# RECORDS TO PROCESS
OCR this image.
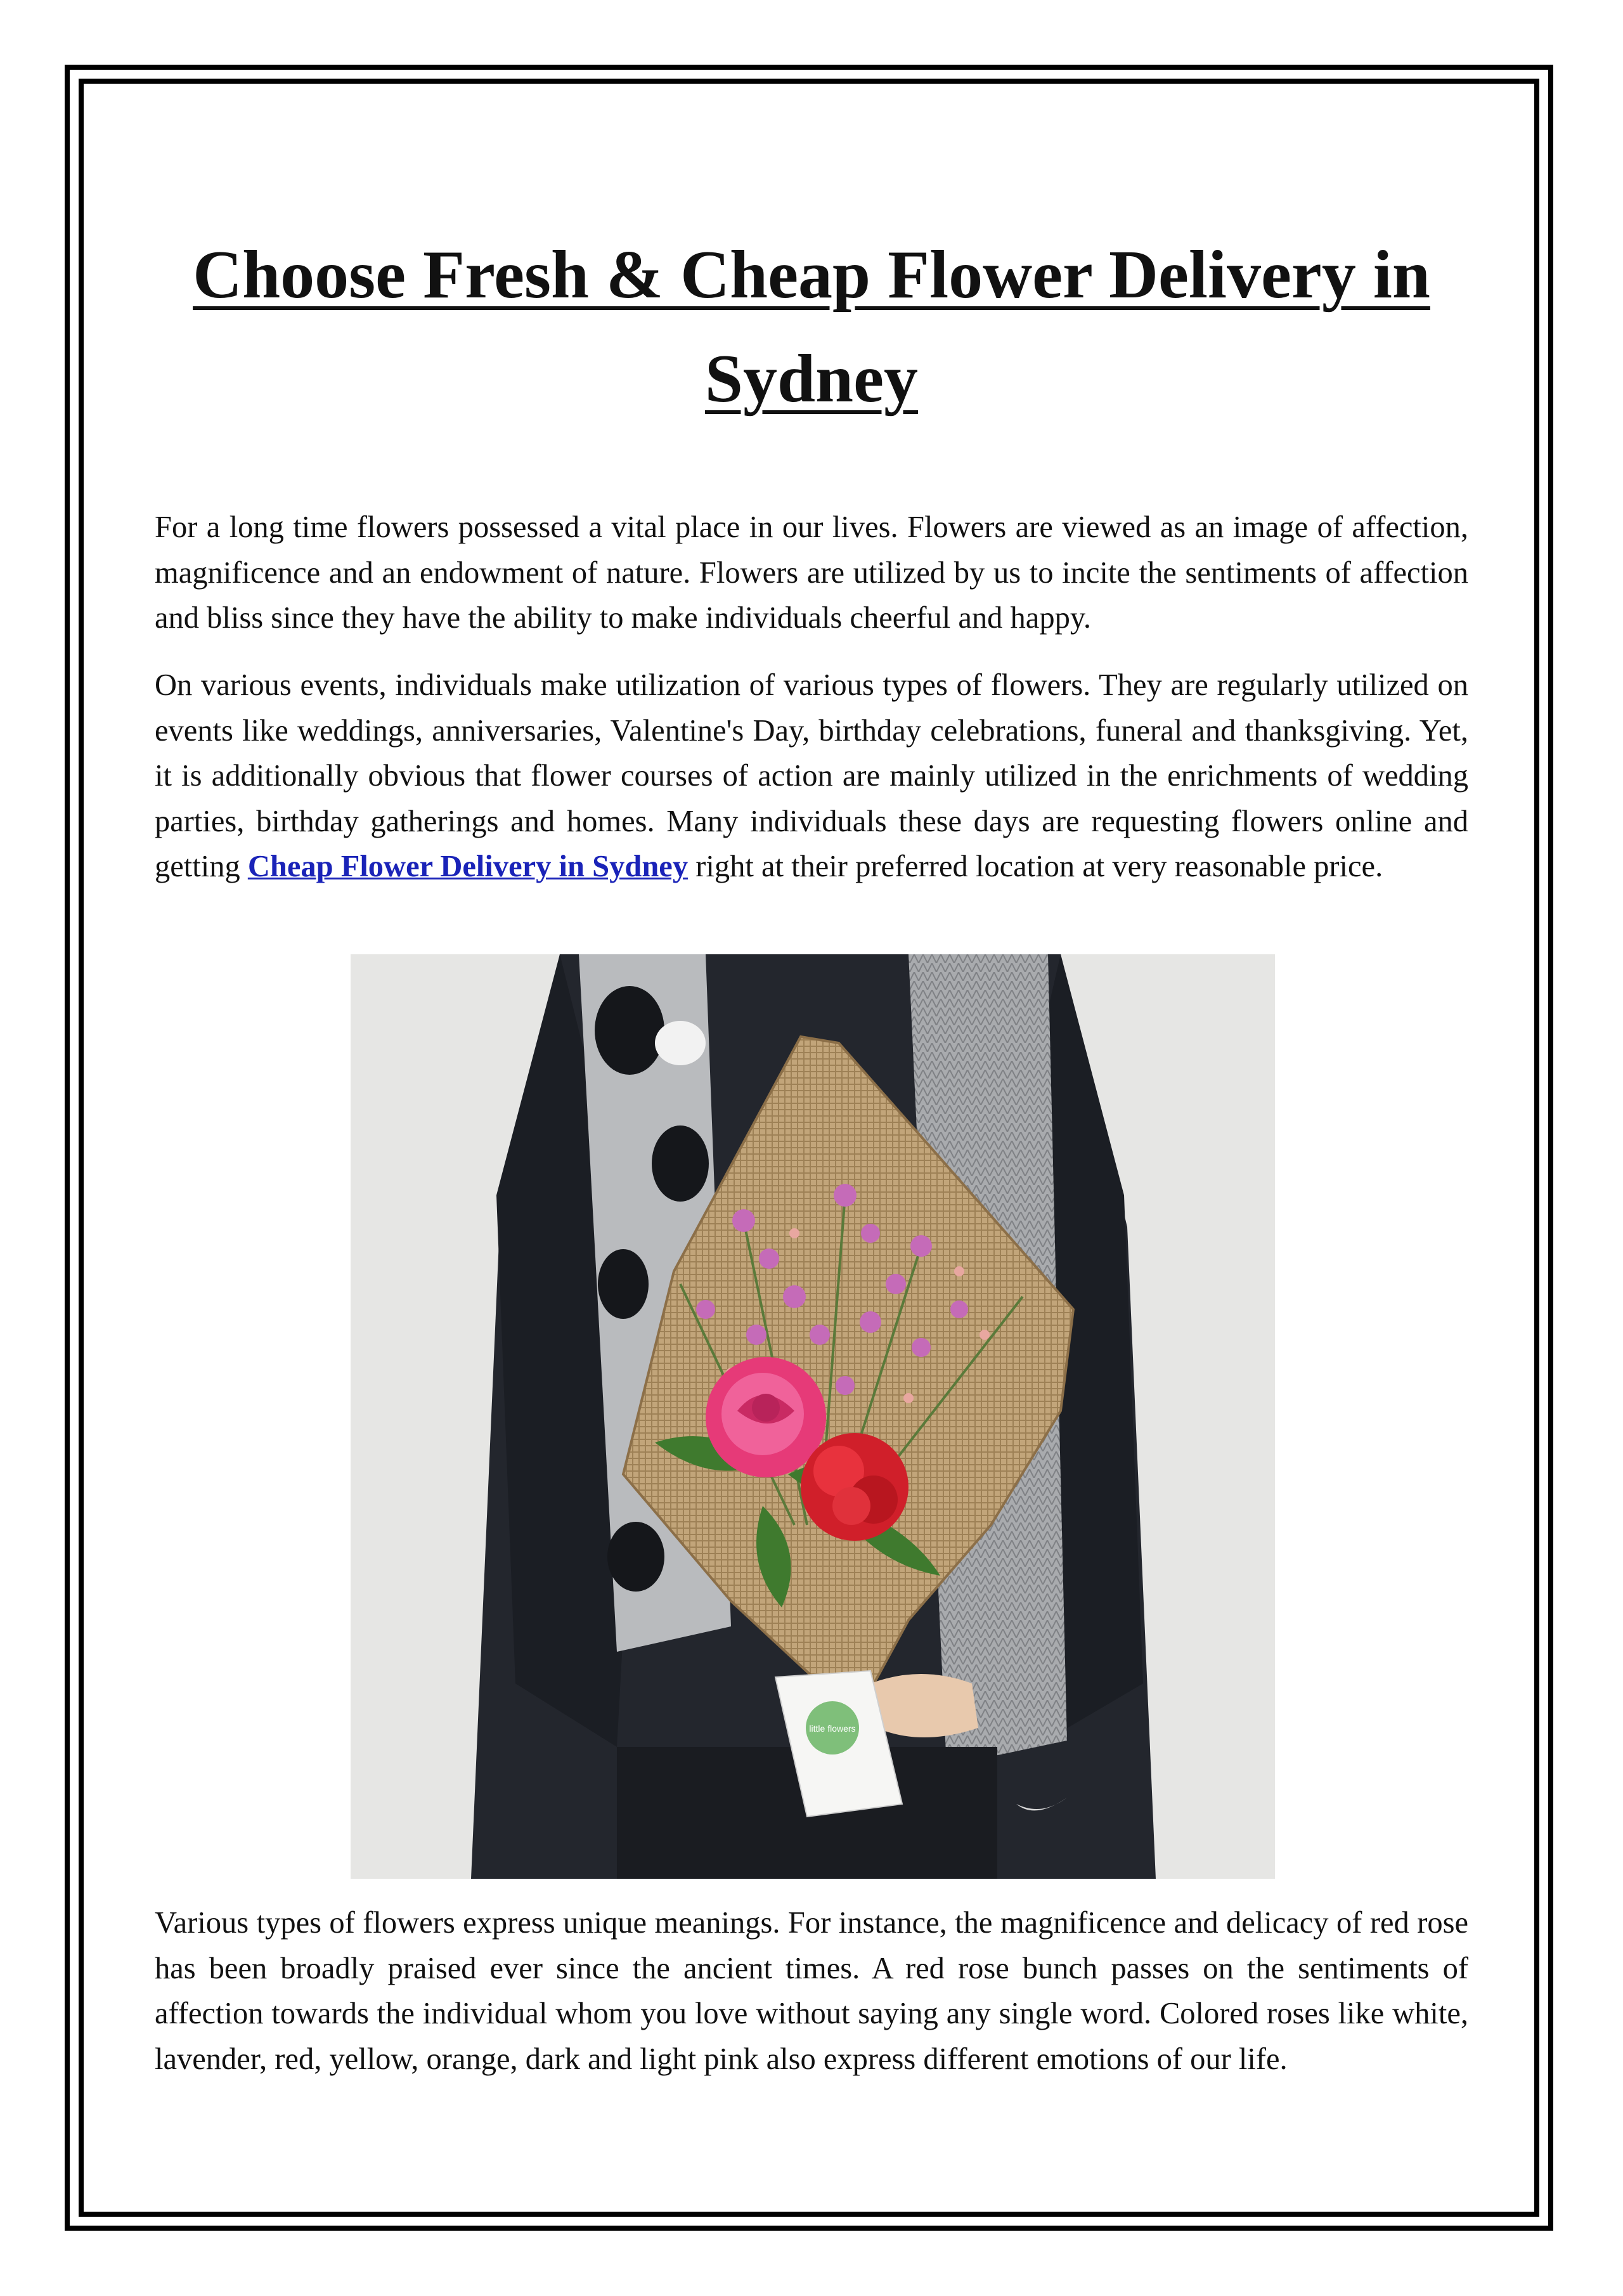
Choose Fresh & Cheap Flower Delivery in Sydney

For a long time flowers possessed a vital place in our lives. Flowers are viewed as an image of affection, magnificence and an endowment of nature. Flowers are utilized by us to incite the sentiments of affection and bliss since they have the ability to make individuals cheerful and happy.

On various events, individuals make utilization of various types of flowers. They are regularly utilized on events like weddings, anniversaries, Valentine's Day, birthday celebrations, funeral and thanksgiving. Yet, it is additionally obvious that flower courses of action are mainly utilized in the enrichments of wedding parties, birthday gatherings and homes. Many individuals these days are requesting flowers online and getting Cheap Flower Delivery in Sydney right at their preferred location at very reasonable price.

little flowers

Various types of flowers express unique meanings. For instance, the magnificence and delicacy of red rose has been broadly praised ever since the ancient times. A red rose bunch passes on the sentiments of affection towards the individual whom you love without saying any single word. Colored roses like white, lavender, red, yellow, orange, dark and light pink also express different emotions of our life.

# PROMPT
Copy every line from the entries that contains the word "Sydney".

# WRITTEN ANSWER
Choose Fresh & Cheap Flower Delivery in Sydney
On various events, individuals make utilization of various types of flowers. They are regularly utilized on events like weddings, anniversaries, Valentine's Day, birthday celebrations, funeral and thanksgiving. Yet, it is additionally obvious that flower courses of action are mainly utilized in the enrichments of wedding parties, birthday gatherings and homes. Many individuals these days are requesting flowers online and getting Cheap Flower Delivery in Sydney right at their preferred location at very reasonable price.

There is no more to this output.